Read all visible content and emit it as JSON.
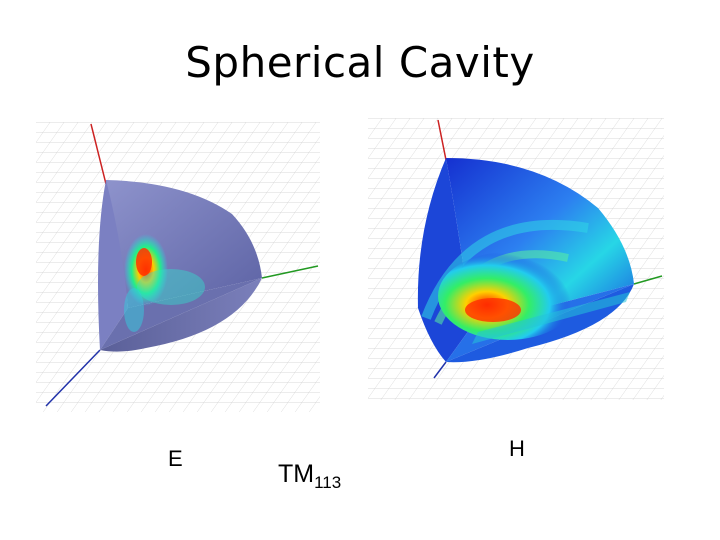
{
  "slide": {
    "title": "Spherical Cavity"
  },
  "labels": {
    "e_field": "E",
    "h_field": "H",
    "mode_main": "TM",
    "mode_sub": "113"
  },
  "colors": {
    "axis_z": "#cc2222",
    "axis_y": "#229922",
    "axis_x": "#2233aa",
    "e_surface": "#6f76b4",
    "h_surface": "#1a3ad8",
    "grid": "#cfcfcf"
  }
}
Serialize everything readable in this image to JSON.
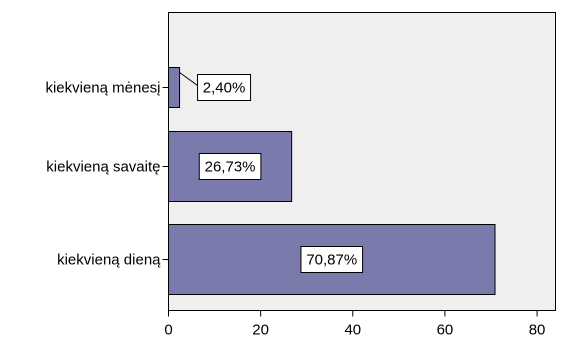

# # # #

__PROBLEM REQUIREMENTS__. Every line above should be returned word for word, with the pictures left behind.

__TASK SOLUTION__.
Read all visible content and emit it as JSON.
{
  "slide": {
    "title": "Spherical Cavity"
  },
  "labels": {
    "e_field": "E",
    "h_field": "H",
    "mode_main": "TM",
    "mode_sub": "113"
  },
  "colors": {
    "axis_z": "#cc2222",
    "axis_y": "#229922",
    "axis_x": "#2233aa",
    "e_surface": "#6f76b4",
    "h_surface": "#1a3ad8",
    "grid": "#cfcfcf"
  }
}
Serialize everything readable in this image to JSON.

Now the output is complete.